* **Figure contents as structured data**
⁂

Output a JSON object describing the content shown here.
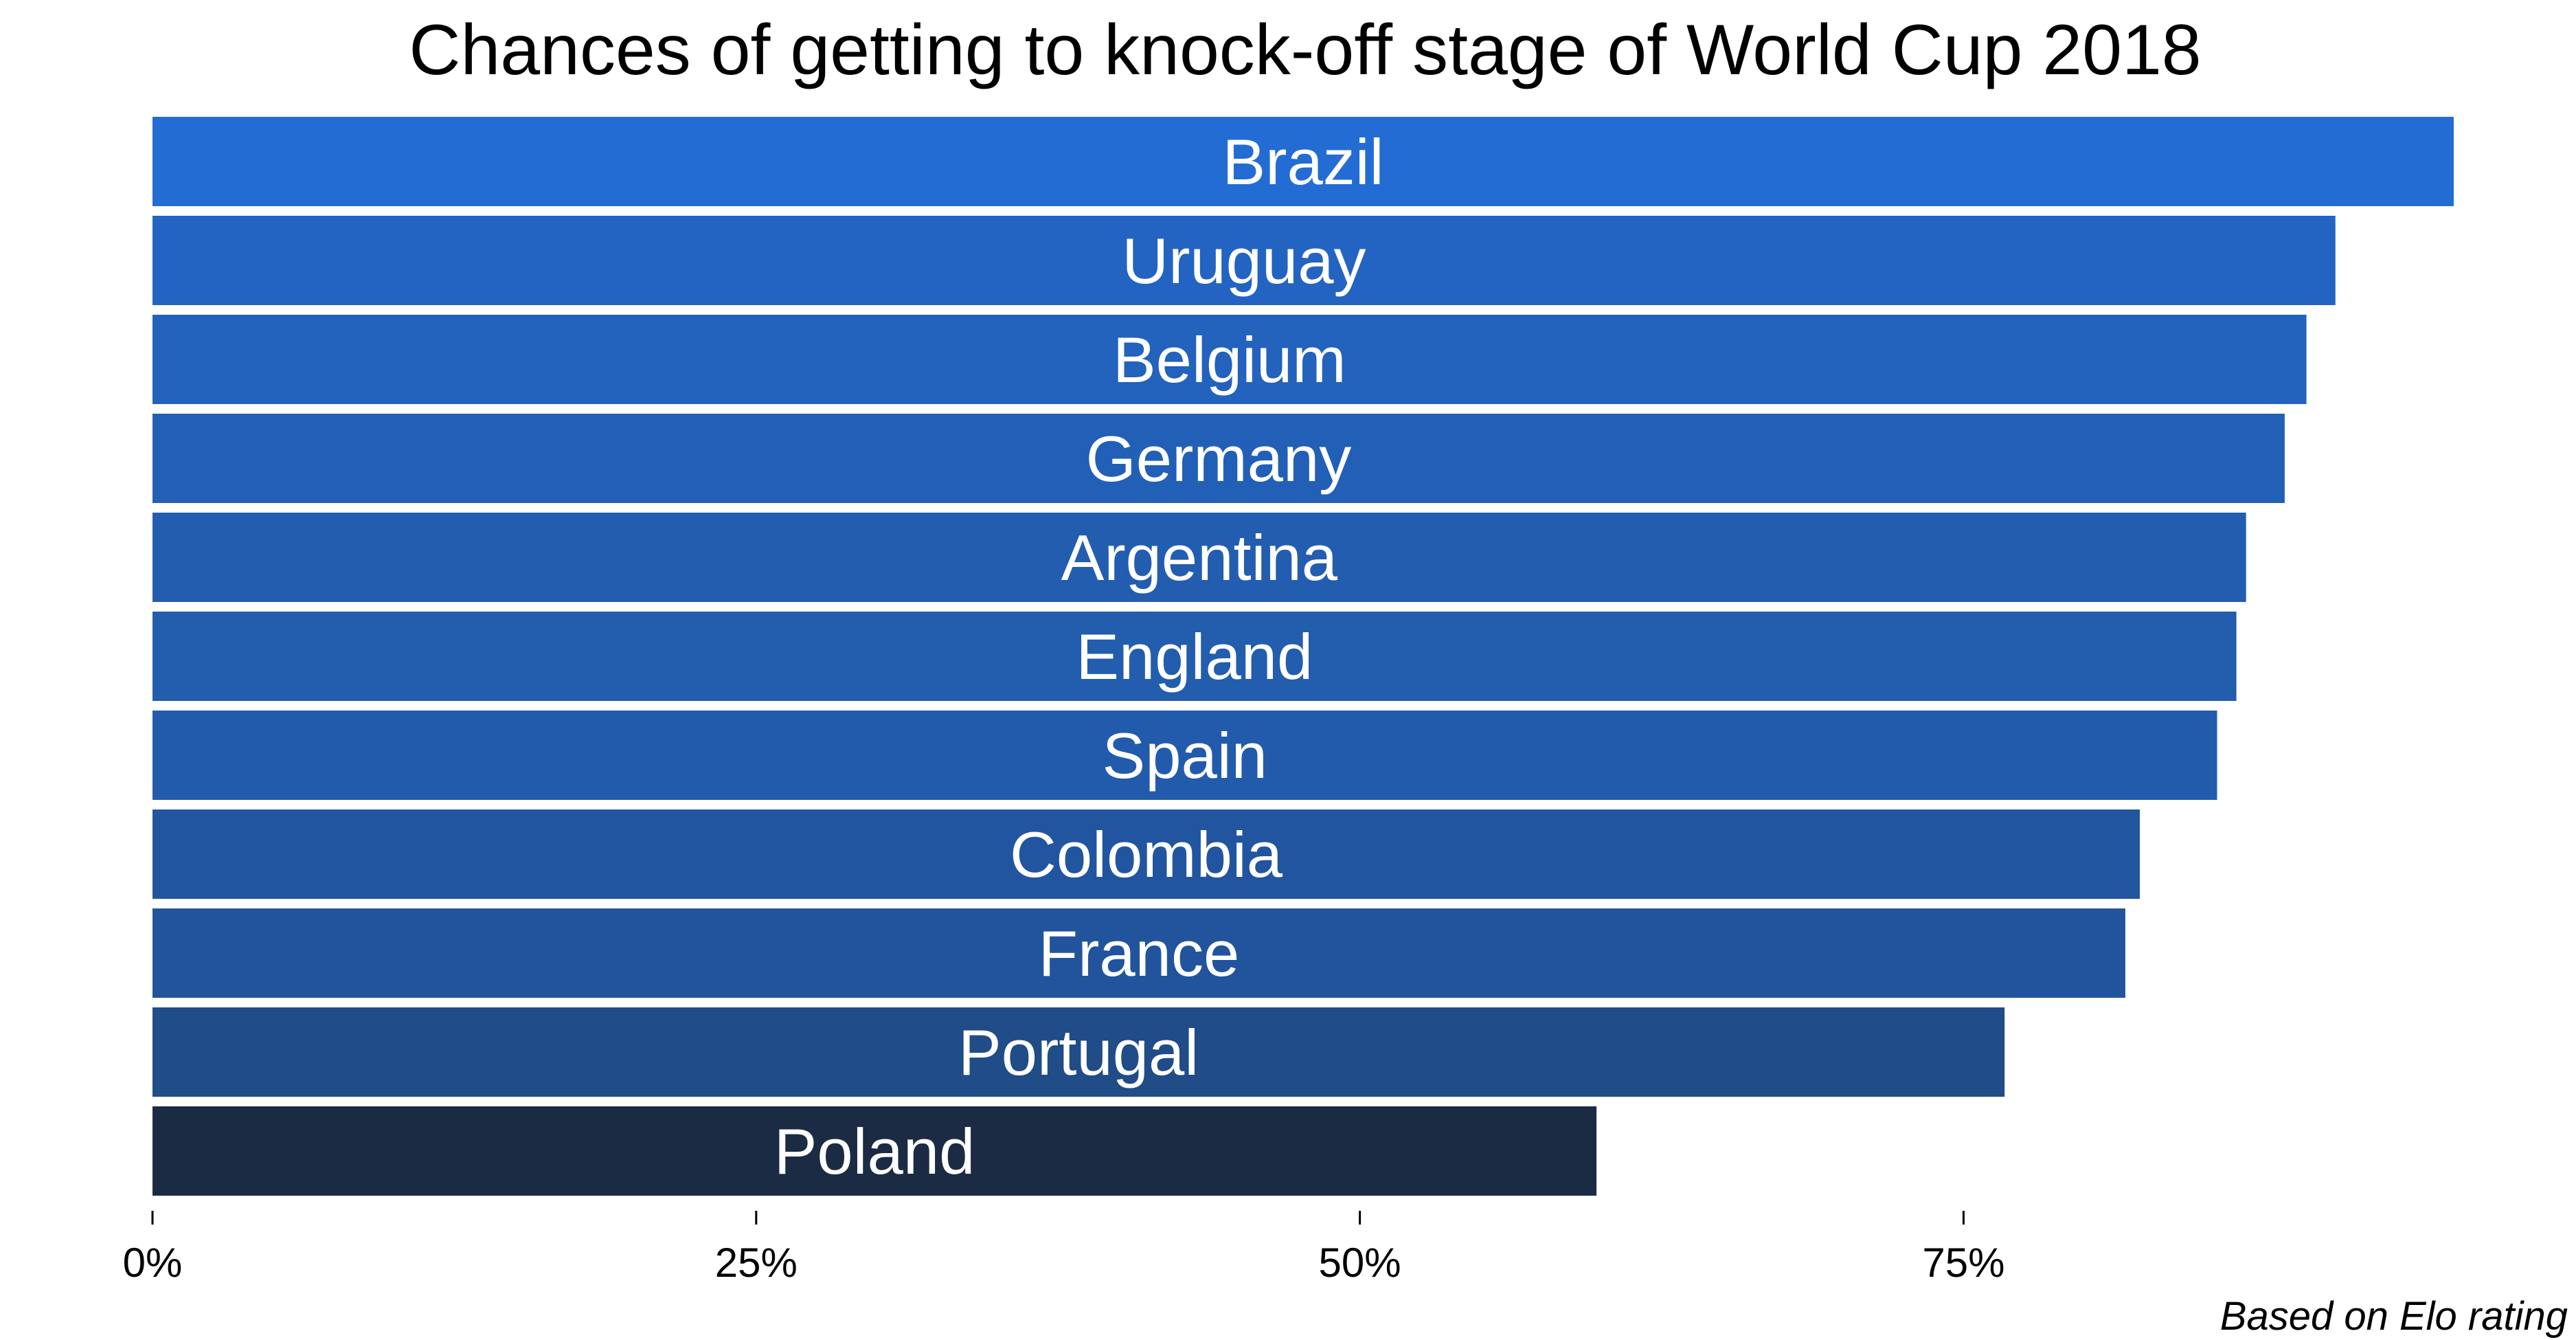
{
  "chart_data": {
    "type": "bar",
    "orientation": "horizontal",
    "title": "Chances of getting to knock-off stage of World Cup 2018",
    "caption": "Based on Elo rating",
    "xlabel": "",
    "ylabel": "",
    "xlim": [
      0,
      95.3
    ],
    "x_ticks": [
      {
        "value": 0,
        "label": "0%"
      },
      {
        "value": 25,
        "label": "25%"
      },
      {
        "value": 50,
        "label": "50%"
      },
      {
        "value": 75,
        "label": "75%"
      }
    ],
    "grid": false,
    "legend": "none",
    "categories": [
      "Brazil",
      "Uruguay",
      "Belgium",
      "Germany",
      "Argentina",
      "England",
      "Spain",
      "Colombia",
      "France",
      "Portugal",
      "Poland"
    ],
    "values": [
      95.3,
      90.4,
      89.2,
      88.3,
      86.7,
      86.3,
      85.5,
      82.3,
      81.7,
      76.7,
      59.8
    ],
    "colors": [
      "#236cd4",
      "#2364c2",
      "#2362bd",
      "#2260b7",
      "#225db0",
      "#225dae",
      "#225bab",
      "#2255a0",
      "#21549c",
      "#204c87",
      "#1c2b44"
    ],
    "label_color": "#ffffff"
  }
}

⁂

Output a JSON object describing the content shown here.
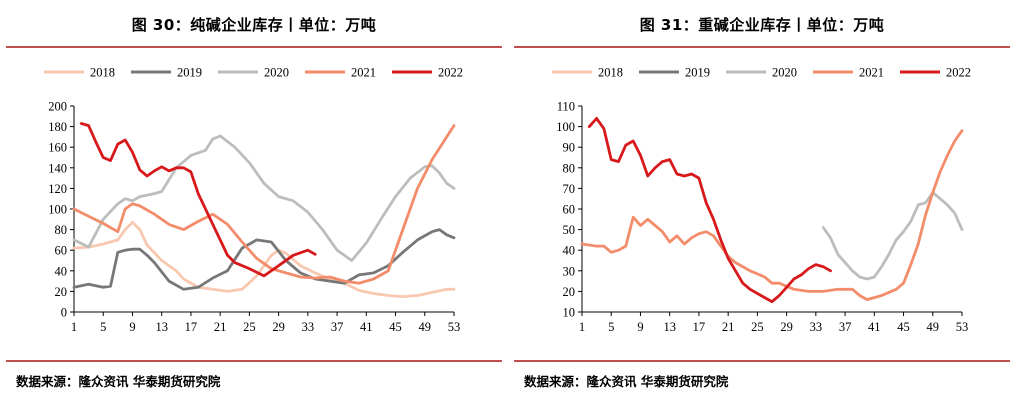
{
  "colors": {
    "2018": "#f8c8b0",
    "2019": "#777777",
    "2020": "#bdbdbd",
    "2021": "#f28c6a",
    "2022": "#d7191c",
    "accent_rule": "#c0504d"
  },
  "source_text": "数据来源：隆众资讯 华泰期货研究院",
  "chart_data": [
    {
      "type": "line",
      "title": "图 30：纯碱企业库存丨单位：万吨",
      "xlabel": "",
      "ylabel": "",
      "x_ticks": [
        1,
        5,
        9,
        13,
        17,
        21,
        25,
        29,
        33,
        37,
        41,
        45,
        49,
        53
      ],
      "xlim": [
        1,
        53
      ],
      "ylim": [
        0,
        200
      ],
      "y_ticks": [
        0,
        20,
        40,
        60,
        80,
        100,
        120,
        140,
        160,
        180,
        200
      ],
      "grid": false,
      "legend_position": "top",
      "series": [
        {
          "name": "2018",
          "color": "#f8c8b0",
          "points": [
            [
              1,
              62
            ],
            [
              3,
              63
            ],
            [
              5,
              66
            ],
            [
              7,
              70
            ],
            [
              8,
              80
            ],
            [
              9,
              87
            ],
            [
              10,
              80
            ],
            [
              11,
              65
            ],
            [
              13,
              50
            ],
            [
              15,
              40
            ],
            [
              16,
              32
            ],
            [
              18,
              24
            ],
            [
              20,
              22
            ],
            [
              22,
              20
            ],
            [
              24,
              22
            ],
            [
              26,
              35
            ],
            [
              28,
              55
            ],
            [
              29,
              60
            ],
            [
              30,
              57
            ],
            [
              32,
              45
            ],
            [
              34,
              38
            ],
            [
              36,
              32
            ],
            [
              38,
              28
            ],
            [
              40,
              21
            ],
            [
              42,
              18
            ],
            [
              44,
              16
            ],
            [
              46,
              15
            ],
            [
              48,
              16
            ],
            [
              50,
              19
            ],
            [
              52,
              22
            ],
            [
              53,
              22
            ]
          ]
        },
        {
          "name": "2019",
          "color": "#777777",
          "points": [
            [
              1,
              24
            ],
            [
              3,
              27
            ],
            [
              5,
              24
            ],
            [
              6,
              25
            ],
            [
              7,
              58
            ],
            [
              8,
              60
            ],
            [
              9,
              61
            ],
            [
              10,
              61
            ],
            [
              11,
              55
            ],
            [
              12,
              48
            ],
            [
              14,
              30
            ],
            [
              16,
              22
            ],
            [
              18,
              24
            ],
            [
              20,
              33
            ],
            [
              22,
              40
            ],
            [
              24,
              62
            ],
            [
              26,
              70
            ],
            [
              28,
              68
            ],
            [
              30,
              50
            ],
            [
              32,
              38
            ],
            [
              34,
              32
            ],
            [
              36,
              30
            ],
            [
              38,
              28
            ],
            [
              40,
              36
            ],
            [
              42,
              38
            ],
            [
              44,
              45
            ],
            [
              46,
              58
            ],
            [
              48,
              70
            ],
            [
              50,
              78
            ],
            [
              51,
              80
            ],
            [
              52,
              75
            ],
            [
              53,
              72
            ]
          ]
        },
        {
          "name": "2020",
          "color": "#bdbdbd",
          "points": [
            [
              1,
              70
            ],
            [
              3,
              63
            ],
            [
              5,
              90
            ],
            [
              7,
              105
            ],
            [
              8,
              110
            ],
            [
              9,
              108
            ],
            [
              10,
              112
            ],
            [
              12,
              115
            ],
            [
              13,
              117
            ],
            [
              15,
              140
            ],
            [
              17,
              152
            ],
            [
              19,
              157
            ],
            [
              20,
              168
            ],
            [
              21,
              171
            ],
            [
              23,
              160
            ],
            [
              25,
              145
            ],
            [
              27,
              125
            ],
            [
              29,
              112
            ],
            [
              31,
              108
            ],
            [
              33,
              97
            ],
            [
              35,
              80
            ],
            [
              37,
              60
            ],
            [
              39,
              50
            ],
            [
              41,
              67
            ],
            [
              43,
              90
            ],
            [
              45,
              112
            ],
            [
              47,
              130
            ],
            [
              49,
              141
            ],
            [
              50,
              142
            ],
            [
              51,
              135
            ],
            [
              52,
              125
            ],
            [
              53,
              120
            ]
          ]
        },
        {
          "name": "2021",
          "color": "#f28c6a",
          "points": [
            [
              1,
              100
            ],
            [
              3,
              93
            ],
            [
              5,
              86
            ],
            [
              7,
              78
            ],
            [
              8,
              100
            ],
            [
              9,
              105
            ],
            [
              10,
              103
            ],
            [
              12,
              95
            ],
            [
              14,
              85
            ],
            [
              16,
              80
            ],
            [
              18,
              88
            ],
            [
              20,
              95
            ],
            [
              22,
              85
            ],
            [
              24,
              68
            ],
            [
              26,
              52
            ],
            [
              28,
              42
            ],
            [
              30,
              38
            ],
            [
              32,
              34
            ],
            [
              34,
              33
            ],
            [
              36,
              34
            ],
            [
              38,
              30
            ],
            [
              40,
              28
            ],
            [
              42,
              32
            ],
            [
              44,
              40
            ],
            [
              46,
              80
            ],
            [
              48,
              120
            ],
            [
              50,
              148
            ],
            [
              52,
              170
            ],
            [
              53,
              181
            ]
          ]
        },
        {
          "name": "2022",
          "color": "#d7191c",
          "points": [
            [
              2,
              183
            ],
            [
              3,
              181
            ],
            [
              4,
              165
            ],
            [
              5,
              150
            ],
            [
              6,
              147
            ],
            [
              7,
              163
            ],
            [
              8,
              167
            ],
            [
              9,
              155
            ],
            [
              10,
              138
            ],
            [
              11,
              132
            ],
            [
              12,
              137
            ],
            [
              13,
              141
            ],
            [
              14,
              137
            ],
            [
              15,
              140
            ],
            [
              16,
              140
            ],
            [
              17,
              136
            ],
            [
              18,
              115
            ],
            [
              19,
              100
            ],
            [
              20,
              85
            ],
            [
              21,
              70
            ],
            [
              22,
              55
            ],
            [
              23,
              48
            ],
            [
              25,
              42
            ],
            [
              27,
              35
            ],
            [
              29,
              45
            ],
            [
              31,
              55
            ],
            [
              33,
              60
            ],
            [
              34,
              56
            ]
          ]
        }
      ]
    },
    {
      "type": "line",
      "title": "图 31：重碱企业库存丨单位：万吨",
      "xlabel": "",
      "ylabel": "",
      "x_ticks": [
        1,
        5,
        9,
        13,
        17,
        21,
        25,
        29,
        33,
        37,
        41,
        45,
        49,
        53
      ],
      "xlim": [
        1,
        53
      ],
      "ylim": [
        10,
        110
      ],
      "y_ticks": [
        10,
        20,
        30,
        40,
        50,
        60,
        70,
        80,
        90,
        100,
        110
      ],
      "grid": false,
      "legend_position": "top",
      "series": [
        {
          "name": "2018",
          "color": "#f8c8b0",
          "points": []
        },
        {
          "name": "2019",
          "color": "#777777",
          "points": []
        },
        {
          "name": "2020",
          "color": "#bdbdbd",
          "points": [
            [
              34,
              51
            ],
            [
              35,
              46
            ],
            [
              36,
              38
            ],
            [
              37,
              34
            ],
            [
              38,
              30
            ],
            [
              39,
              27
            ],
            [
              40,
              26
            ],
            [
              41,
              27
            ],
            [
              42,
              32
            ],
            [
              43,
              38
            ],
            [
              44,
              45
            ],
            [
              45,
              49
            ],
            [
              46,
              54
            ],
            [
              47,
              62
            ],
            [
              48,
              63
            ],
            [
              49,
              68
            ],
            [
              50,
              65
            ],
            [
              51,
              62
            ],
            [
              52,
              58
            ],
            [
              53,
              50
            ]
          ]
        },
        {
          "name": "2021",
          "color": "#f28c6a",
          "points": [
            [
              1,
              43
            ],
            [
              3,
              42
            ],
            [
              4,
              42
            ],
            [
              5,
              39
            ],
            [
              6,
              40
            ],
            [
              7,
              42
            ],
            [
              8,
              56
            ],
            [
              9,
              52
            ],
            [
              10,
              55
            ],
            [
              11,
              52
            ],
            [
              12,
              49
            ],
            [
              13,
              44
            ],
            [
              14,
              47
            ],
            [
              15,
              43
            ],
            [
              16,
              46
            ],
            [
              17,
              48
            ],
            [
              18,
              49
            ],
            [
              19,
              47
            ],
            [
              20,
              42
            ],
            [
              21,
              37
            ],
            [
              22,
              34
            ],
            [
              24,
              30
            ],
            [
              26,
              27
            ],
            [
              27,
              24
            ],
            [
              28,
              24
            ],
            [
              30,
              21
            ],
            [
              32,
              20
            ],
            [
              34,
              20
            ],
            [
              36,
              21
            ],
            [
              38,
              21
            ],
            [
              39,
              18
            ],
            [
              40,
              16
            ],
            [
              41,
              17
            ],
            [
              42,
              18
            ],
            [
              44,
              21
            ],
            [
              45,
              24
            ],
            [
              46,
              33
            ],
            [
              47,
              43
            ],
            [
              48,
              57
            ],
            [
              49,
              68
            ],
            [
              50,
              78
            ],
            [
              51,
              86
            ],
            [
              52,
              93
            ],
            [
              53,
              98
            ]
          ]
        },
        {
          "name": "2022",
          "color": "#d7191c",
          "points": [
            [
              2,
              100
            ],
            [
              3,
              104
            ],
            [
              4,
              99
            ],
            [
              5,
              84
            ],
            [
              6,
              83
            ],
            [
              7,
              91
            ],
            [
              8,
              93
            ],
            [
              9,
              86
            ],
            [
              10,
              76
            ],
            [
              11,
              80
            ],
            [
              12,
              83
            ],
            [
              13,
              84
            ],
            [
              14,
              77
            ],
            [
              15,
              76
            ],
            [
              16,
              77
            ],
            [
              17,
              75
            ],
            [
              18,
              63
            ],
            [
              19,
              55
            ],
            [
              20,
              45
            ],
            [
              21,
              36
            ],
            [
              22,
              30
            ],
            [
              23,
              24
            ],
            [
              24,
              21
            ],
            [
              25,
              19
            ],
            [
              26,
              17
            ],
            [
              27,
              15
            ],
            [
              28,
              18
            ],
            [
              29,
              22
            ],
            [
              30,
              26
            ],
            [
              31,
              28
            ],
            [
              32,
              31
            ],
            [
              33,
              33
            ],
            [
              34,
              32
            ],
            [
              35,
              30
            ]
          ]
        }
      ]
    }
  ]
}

⁂

Filter out all lines lacking the word "title" and copy the rest.

* **Result for this task**
    "title": "Chances of getting to knock-off stage of World Cup 2018",
      "title": "图 30：纯碱企业库存丨单位：万吨",
      "title": "图 31：重碱企业库存丨单位：万吨",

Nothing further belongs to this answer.